-- START --

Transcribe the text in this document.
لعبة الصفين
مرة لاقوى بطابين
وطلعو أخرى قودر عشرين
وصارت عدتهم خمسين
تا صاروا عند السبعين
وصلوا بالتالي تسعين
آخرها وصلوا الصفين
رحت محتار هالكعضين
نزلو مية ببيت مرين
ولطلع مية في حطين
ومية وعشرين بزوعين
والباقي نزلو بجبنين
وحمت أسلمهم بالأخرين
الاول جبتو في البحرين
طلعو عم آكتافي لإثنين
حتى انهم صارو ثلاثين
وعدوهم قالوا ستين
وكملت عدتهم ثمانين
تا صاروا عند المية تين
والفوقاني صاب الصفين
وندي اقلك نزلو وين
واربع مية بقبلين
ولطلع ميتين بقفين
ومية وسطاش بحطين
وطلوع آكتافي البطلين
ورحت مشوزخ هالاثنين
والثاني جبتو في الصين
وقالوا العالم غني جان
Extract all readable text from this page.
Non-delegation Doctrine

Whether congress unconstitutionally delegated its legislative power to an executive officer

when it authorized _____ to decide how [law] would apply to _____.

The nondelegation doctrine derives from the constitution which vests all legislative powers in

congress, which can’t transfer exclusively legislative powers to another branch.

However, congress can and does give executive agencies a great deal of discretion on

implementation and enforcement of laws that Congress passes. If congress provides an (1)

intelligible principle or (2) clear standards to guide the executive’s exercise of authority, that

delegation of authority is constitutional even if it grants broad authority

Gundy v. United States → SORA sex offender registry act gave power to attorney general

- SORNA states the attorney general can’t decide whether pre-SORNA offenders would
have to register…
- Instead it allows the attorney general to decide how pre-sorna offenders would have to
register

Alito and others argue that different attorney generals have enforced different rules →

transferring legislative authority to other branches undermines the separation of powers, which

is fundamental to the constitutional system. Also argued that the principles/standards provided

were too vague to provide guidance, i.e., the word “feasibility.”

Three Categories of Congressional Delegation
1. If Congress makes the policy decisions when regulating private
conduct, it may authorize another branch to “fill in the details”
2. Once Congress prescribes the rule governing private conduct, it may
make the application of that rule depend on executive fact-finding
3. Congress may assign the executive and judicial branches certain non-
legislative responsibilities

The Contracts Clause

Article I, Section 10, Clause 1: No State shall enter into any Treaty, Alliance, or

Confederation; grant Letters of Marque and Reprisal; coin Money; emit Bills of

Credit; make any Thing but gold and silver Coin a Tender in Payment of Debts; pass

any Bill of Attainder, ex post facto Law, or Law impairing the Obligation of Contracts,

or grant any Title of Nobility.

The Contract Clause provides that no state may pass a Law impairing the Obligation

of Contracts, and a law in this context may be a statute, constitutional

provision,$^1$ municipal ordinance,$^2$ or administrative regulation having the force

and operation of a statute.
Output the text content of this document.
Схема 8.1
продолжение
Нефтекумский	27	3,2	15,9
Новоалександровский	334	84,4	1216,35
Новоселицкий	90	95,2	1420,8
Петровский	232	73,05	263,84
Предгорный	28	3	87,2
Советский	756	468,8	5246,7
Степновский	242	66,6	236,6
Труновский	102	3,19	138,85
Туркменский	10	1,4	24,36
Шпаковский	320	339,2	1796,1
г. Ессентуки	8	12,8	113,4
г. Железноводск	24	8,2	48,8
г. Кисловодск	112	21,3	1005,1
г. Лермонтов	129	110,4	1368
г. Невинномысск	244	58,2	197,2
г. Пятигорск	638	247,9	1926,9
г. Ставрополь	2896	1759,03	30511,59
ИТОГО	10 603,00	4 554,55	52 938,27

-- END --

Written instruction: Track down all lines above with the string "statute" and copy them.

Output for this exercise:
of Contracts, and a law in this context may be a statute, constitutional
and operation of a statute.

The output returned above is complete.